> _YOUR OBJECTIVE_: Locate the lines of the listing below that hold "Geschichte", then copy each of them.

> _MATERIAL TO PROCESS_:
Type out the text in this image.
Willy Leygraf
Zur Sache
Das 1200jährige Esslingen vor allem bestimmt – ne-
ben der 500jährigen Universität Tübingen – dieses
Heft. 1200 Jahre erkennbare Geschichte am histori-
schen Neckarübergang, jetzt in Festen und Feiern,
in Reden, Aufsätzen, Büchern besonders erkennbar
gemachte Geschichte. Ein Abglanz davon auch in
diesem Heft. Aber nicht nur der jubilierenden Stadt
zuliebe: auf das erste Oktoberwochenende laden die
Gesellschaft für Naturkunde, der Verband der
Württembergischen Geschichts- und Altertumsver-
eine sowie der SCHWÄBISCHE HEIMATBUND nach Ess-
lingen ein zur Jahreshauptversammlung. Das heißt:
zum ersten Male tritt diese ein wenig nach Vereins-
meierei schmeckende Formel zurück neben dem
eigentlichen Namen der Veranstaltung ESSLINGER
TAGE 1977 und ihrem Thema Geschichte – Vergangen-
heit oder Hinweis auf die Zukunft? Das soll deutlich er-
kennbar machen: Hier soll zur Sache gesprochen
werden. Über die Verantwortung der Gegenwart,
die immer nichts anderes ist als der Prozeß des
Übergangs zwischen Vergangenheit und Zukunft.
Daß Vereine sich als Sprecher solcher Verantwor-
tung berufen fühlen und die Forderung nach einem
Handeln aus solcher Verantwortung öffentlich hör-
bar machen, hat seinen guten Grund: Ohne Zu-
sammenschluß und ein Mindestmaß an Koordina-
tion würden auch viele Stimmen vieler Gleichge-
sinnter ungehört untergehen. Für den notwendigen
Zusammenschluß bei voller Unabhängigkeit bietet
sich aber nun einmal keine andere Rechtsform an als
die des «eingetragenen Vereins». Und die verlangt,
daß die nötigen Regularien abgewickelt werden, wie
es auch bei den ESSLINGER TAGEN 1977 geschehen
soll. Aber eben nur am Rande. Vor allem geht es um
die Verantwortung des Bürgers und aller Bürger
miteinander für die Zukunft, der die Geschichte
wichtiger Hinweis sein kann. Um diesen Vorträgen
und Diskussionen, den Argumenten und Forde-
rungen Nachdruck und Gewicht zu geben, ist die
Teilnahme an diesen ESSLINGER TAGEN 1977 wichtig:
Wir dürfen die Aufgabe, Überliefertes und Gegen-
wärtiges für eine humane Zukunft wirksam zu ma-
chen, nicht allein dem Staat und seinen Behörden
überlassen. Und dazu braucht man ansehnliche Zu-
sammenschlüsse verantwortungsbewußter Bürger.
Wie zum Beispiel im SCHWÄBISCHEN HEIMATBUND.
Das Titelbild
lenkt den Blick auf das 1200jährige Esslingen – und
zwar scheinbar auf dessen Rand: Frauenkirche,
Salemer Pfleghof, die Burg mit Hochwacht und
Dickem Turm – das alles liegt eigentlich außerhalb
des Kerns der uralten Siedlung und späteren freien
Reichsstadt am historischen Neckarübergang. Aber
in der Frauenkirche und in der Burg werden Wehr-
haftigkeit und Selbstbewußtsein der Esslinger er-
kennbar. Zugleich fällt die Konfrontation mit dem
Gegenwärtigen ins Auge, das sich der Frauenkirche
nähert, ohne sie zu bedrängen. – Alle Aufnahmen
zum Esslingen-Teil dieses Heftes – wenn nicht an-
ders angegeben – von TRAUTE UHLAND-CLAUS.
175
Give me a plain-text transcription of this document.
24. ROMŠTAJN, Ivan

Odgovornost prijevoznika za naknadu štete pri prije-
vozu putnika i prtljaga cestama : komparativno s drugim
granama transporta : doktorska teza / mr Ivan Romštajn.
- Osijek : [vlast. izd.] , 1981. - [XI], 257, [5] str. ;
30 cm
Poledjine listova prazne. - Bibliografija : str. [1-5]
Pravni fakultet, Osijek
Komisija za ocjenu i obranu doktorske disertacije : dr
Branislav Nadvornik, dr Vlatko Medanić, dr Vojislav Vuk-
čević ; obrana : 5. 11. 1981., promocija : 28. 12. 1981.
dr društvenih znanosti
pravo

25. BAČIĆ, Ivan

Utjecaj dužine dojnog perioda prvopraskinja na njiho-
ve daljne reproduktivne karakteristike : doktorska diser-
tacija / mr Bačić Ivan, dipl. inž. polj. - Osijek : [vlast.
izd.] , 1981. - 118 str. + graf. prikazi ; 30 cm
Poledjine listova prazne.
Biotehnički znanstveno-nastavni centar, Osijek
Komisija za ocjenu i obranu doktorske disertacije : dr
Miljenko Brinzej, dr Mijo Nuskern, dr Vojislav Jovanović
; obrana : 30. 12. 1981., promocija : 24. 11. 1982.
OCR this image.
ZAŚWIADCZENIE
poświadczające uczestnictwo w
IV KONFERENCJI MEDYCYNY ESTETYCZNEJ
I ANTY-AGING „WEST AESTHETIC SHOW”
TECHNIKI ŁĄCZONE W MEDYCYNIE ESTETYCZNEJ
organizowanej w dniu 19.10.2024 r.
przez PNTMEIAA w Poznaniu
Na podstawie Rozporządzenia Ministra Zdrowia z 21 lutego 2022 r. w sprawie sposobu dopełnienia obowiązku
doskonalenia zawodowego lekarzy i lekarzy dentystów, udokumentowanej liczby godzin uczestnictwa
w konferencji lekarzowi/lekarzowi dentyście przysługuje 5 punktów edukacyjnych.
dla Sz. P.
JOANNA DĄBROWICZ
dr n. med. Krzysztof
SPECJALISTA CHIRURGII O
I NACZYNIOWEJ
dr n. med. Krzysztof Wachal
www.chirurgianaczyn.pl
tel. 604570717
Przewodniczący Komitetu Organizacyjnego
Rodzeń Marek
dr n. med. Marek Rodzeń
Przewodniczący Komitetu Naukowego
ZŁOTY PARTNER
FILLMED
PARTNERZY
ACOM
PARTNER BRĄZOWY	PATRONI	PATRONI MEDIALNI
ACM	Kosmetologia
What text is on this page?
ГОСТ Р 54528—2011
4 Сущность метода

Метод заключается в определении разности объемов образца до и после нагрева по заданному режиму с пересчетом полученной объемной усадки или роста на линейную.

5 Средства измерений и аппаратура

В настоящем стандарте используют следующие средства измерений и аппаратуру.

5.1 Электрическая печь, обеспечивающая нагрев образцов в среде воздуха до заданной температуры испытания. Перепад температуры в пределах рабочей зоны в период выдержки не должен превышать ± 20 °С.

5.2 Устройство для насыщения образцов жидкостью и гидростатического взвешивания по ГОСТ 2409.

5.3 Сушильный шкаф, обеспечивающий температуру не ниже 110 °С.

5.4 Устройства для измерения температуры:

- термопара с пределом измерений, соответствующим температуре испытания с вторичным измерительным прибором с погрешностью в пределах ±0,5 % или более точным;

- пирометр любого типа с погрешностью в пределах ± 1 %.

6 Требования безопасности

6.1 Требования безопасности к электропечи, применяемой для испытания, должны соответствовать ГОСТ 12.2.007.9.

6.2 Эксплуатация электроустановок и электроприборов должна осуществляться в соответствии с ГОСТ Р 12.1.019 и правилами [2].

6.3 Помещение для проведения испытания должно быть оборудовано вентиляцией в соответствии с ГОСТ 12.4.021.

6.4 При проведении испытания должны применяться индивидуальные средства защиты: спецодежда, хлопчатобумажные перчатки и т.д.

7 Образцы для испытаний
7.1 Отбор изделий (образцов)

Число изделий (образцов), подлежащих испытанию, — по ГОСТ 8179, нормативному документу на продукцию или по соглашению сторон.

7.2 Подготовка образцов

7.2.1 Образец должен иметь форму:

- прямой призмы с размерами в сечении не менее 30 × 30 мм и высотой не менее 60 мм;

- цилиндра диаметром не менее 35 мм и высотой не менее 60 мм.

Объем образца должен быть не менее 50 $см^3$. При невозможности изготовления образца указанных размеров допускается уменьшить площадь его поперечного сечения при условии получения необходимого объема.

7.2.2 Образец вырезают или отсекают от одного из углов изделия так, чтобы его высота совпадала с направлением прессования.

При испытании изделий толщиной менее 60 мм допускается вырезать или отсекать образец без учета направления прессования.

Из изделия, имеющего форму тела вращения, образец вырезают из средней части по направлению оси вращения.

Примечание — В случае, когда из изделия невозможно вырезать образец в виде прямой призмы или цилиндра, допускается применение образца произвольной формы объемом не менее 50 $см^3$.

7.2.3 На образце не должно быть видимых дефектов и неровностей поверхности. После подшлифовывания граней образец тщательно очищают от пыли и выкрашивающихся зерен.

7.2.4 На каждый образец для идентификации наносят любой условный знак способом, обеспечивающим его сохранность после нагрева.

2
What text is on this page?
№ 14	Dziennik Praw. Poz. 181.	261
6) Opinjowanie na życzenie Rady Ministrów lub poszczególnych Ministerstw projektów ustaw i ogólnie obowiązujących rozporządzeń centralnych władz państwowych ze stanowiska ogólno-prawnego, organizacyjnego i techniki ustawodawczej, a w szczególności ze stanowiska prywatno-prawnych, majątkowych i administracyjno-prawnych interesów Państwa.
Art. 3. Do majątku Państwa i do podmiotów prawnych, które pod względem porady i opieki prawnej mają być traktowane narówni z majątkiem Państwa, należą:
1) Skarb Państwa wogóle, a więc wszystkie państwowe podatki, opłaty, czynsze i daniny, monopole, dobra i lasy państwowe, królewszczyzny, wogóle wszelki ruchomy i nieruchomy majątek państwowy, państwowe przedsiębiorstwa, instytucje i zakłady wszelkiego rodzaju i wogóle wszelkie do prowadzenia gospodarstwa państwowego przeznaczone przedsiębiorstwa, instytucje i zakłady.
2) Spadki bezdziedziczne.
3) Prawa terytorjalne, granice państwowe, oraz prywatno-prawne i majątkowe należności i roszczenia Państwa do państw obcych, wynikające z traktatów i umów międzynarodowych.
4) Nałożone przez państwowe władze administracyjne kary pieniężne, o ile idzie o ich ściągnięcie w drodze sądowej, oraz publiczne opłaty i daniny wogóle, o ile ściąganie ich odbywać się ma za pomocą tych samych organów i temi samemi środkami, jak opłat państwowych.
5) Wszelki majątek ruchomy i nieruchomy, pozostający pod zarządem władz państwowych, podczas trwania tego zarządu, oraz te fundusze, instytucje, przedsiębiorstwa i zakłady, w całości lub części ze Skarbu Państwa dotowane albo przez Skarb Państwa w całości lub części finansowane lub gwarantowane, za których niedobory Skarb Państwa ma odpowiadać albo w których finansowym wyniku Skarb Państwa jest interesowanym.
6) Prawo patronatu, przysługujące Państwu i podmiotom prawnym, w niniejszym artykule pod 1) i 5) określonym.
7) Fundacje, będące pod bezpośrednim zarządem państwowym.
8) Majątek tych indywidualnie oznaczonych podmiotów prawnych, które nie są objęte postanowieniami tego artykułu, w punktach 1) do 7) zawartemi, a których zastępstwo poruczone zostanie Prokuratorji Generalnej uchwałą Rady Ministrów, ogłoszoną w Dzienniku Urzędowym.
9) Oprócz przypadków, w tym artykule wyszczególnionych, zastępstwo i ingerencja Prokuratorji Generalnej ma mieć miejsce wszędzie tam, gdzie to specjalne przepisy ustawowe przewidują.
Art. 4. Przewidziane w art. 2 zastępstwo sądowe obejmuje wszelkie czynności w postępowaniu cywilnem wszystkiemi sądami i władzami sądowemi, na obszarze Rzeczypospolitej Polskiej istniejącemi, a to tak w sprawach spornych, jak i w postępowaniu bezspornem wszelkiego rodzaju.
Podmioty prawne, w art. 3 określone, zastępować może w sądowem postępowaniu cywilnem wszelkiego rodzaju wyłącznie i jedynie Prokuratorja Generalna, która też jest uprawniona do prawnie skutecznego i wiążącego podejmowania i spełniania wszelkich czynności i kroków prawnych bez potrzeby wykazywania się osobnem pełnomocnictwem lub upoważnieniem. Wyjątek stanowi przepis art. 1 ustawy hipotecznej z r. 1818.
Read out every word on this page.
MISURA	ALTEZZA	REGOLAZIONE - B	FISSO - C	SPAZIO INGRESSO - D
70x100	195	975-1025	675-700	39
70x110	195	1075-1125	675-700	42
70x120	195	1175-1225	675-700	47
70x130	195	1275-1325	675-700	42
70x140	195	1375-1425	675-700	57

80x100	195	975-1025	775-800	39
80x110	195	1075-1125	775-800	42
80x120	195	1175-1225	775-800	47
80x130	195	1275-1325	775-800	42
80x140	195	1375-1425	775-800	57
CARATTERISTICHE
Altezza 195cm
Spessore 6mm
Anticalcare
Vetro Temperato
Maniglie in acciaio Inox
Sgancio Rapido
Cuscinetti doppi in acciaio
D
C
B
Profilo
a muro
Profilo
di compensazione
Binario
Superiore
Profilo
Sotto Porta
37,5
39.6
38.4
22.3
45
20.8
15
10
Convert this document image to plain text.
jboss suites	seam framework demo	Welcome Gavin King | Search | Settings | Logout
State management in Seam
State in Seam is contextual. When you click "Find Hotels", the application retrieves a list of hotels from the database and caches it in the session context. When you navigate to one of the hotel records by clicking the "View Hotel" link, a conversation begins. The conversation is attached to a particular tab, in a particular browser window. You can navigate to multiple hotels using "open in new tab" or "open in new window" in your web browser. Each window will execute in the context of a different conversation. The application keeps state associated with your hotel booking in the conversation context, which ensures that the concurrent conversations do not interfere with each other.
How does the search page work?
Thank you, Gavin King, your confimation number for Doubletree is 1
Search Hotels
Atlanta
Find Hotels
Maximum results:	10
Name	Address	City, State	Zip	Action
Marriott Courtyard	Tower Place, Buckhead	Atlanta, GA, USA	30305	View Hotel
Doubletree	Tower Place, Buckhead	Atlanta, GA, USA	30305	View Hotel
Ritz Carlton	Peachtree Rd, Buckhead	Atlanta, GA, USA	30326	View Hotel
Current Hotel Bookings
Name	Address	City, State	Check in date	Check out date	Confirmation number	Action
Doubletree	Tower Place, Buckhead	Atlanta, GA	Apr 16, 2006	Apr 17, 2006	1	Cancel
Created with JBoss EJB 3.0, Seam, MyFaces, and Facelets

> _RESULT FOR THIS TASK_:
Heft. 1200 Jahre erkennbare Geschichte am histori-
gemachte Geschichte. Ein Abglanz davon auch in
TAGE 1977 und ihrem Thema Geschichte – Vergangen-
miteinander für die Zukunft, der die Geschichte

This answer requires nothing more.